**THE RECORDS:**
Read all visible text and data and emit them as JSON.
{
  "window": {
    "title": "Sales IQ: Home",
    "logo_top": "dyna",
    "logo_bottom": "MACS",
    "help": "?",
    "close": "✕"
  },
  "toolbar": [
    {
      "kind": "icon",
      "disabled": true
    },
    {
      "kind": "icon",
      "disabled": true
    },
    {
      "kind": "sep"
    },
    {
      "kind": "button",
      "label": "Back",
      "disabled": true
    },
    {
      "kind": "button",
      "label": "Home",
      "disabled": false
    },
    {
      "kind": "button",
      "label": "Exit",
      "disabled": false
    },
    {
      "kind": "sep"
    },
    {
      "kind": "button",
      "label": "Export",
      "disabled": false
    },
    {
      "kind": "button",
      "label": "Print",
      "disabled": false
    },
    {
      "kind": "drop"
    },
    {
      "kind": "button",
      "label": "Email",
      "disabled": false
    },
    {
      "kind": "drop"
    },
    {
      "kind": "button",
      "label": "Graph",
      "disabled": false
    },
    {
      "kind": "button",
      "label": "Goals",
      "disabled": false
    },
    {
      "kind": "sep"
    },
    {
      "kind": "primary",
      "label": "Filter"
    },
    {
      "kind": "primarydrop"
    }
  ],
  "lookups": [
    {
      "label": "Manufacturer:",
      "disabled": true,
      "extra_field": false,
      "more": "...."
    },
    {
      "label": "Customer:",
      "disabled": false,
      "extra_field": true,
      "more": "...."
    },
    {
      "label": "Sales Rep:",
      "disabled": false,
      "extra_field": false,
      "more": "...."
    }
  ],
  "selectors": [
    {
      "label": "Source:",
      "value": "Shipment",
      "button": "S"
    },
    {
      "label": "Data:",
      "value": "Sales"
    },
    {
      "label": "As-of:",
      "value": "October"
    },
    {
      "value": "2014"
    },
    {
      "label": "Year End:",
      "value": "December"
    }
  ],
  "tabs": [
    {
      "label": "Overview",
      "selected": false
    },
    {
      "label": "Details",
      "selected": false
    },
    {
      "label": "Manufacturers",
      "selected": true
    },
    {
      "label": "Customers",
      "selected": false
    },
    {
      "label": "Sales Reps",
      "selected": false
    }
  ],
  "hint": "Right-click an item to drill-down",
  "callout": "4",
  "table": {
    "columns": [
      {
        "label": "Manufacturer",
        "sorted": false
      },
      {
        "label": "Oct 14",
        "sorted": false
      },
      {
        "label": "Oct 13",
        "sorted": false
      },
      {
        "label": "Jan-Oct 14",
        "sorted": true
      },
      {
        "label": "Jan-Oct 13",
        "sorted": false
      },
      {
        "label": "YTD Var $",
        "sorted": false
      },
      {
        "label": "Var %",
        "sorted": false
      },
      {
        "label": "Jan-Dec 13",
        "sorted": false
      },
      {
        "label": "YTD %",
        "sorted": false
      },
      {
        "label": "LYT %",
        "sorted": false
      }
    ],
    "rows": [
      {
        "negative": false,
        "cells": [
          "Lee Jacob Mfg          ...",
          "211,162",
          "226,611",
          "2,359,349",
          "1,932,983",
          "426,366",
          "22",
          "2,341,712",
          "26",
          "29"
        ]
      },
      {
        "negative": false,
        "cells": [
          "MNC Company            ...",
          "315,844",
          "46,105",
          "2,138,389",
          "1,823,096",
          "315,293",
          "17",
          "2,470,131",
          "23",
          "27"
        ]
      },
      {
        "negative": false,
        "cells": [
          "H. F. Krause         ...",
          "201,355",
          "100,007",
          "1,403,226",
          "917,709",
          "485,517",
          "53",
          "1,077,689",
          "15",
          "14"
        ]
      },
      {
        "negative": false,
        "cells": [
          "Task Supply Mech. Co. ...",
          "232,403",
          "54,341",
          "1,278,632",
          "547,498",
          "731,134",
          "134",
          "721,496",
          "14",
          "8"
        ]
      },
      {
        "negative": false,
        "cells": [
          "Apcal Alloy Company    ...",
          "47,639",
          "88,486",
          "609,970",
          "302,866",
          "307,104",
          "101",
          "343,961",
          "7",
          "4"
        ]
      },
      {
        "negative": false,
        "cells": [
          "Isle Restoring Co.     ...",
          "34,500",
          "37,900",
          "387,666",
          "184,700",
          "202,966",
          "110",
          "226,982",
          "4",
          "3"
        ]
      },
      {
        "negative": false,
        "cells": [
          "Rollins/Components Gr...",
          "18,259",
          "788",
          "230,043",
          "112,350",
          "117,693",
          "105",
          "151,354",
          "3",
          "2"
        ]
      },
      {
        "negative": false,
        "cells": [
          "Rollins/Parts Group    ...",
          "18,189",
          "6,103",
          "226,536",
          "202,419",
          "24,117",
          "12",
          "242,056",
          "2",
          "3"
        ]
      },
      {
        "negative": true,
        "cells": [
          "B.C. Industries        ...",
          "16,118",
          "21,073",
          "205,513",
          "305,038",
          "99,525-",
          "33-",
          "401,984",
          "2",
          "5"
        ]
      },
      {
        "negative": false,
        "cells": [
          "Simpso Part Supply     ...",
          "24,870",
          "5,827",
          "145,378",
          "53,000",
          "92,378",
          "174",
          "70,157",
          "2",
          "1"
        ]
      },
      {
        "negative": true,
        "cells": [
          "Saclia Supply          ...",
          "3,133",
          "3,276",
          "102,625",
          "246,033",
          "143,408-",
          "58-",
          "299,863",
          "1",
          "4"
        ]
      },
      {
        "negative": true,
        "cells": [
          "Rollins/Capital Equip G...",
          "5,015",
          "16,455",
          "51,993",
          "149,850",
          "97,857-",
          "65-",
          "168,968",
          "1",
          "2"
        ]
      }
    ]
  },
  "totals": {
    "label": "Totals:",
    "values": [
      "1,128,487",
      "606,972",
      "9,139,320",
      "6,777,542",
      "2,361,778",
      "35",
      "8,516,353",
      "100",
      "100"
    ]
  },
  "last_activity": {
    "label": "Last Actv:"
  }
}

**WHAT THE EXERCISE ASKS:** Copy every record exactly as presented.

**EXERCISE OUTPUT:**
Read all visible text and data and emit them as JSON.
{
  "window": {
    "title": "Sales IQ: Home",
    "logo_top": "dyna",
    "logo_bottom": "MACS",
    "help": "?",
    "close": "✕"
  },
  "toolbar": [
    {
      "kind": "icon",
      "disabled": true
    },
    {
      "kind": "icon",
      "disabled": true
    },
    {
      "kind": "sep"
    },
    {
      "kind": "button",
      "label": "Back",
      "disabled": true
    },
    {
      "kind": "button",
      "label": "Home",
      "disabled": false
    },
    {
      "kind": "button",
      "label": "Exit",
      "disabled": false
    },
    {
      "kind": "sep"
    },
    {
      "kind": "button",
      "label": "Export",
      "disabled": false
    },
    {
      "kind": "button",
      "label": "Print",
      "disabled": false
    },
    {
      "kind": "drop"
    },
    {
      "kind": "button",
      "label": "Email",
      "disabled": false
    },
    {
      "kind": "drop"
    },
    {
      "kind": "button",
      "label": "Graph",
      "disabled": false
    },
    {
      "kind": "button",
      "label": "Goals",
      "disabled": false
    },
    {
      "kind": "sep"
    },
    {
      "kind": "primary",
      "label": "Filter"
    },
    {
      "kind": "primarydrop"
    }
  ],
  "lookups": [
    {
      "label": "Manufacturer:",
      "disabled": true,
      "extra_field": false,
      "more": "...."
    },
    {
      "label": "Customer:",
      "disabled": false,
      "extra_field": true,
      "more": "...."
    },
    {
      "label": "Sales Rep:",
      "disabled": false,
      "extra_field": false,
      "more": "...."
    }
  ],
  "selectors": [
    {
      "label": "Source:",
      "value": "Shipment",
      "button": "S"
    },
    {
      "label": "Data:",
      "value": "Sales"
    },
    {
      "label": "As-of:",
      "value": "October"
    },
    {
      "value": "2014"
    },
    {
      "label": "Year End:",
      "value": "December"
    }
  ],
  "tabs": [
    {
      "label": "Overview",
      "selected": false
    },
    {
      "label": "Details",
      "selected": false
    },
    {
      "label": "Manufacturers",
      "selected": true
    },
    {
      "label": "Customers",
      "selected": false
    },
    {
      "label": "Sales Reps",
      "selected": false
    }
  ],
  "hint": "Right-click an item to drill-down",
  "callout": "4",
  "table": {
    "columns": [
      {
        "label": "Manufacturer",
        "sorted": false
      },
      {
        "label": "Oct 14",
        "sorted": false
      },
      {
        "label": "Oct 13",
        "sorted": false
      },
      {
        "label": "Jan-Oct 14",
        "sorted": true
      },
      {
        "label": "Jan-Oct 13",
        "sorted": false
      },
      {
        "label": "YTD Var $",
        "sorted": false
      },
      {
        "label": "Var %",
        "sorted": false
      },
      {
        "label": "Jan-Dec 13",
        "sorted": false
      },
      {
        "label": "YTD %",
        "sorted": false
      },
      {
        "label": "LYT %",
        "sorted": false
      }
    ],
    "rows": [
      {
        "negative": false,
        "cells": [
          "Lee Jacob Mfg          ...",
          "211,162",
          "226,611",
          "2,359,349",
          "1,932,983",
          "426,366",
          "22",
          "2,341,712",
          "26",
          "29"
        ]
      },
      {
        "negative": false,
        "cells": [
          "MNC Company            ...",
          "315,844",
          "46,105",
          "2,138,389",
          "1,823,096",
          "315,293",
          "17",
          "2,470,131",
          "23",
          "27"
        ]
      },
      {
        "negative": false,
        "cells": [
          "H. F. Krause         ...",
          "201,355",
          "100,007",
          "1,403,226",
          "917,709",
          "485,517",
          "53",
          "1,077,689",
          "15",
          "14"
        ]
      },
      {
        "negative": false,
        "cells": [
          "Task Supply Mech. Co. ...",
          "232,403",
          "54,341",
          "1,278,632",
          "547,498",
          "731,134",
          "134",
          "721,496",
          "14",
          "8"
        ]
      },
      {
        "negative": false,
        "cells": [
          "Apcal Alloy Company    ...",
          "47,639",
          "88,486",
          "609,970",
          "302,866",
          "307,104",
          "101",
          "343,961",
          "7",
          "4"
        ]
      },
      {
        "negative": false,
        "cells": [
          "Isle Restoring Co.     ...",
          "34,500",
          "37,900",
          "387,666",
          "184,700",
          "202,966",
          "110",
          "226,982",
          "4",
          "3"
        ]
      },
      {
        "negative": false,
        "cells": [
          "Rollins/Components Gr...",
          "18,259",
          "788",
          "230,043",
          "112,350",
          "117,693",
          "105",
          "151,354",
          "3",
          "2"
        ]
      },
      {
        "negative": false,
        "cells": [
          "Rollins/Parts Group    ...",
          "18,189",
          "6,103",
          "226,536",
          "202,419",
          "24,117",
          "12",
          "242,056",
          "2",
          "3"
        ]
      },
      {
        "negative": true,
        "cells": [
          "B.C. Industries        ...",
          "16,118",
          "21,073",
          "205,513",
          "305,038",
          "99,525-",
          "33-",
          "401,984",
          "2",
          "5"
        ]
      },
      {
        "negative": false,
        "cells": [
          "Simpso Part Supply     ...",
          "24,870",
          "5,827",
          "145,378",
          "53,000",
          "92,378",
          "174",
          "70,157",
          "2",
          "1"
        ]
      },
      {
        "negative": true,
        "cells": [
          "Saclia Supply          ...",
          "3,133",
          "3,276",
          "102,625",
          "246,033",
          "143,408-",
          "58-",
          "299,863",
          "1",
          "4"
        ]
      },
      {
        "negative": true,
        "cells": [
          "Rollins/Capital Equip G...",
          "5,015",
          "16,455",
          "51,993",
          "149,850",
          "97,857-",
          "65-",
          "168,968",
          "1",
          "2"
        ]
      }
    ]
  },
  "totals": {
    "label": "Totals:",
    "values": [
      "1,128,487",
      "606,972",
      "9,139,320",
      "6,777,542",
      "2,361,778",
      "35",
      "8,516,353",
      "100",
      "100"
    ]
  },
  "last_activity": {
    "label": "Last Actv:"
  }
}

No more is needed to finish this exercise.